• **TASK TO CARRY OUT**: Using the listing below, report all lines holding the word "United".

[Records that describe figures]
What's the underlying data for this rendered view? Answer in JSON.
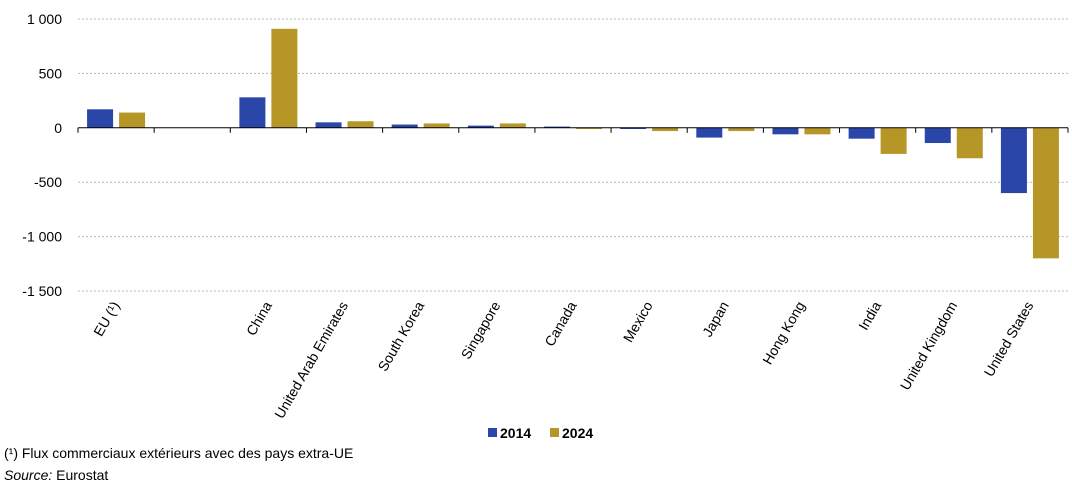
{
  "chart_data": {
    "type": "bar",
    "categories": [
      "EU (¹)",
      "",
      "China",
      "United Arab Emirates",
      "South Korea",
      "Singapore",
      "Canada",
      "Mexico",
      "Japan",
      "Hong Kong",
      "India",
      "United Kingdom",
      "United States"
    ],
    "series": [
      {
        "name": "2014",
        "color": "#2a46a8",
        "values": [
          170,
          null,
          280,
          50,
          30,
          20,
          0,
          -10,
          -90,
          -60,
          -100,
          -140,
          -600
        ]
      },
      {
        "name": "2024",
        "color": "#b59626",
        "values": [
          140,
          null,
          910,
          60,
          40,
          40,
          -10,
          -30,
          -30,
          -60,
          -240,
          -280,
          -1200
        ]
      }
    ],
    "ylim": [
      -1500,
      1000
    ],
    "yticks": [
      1000,
      500,
      0,
      -500,
      -1000,
      -1500
    ],
    "ytick_labels": [
      "1 000",
      "500",
      "0",
      "-500",
      "-1 000",
      "-1 500"
    ],
    "grid": true,
    "legend_position": "bottom-center",
    "title": "",
    "xlabel": "",
    "ylabel": ""
  },
  "footnote": "(¹) Flux commerciaux extérieurs avec des pays extra-UE",
  "source": {
    "label": "Source:",
    "text": " Eurostat"
  }
}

• **RESULT OF THE EXERCISE**:
      "United Arab Emirates",
      "United Kingdom",
      "United States"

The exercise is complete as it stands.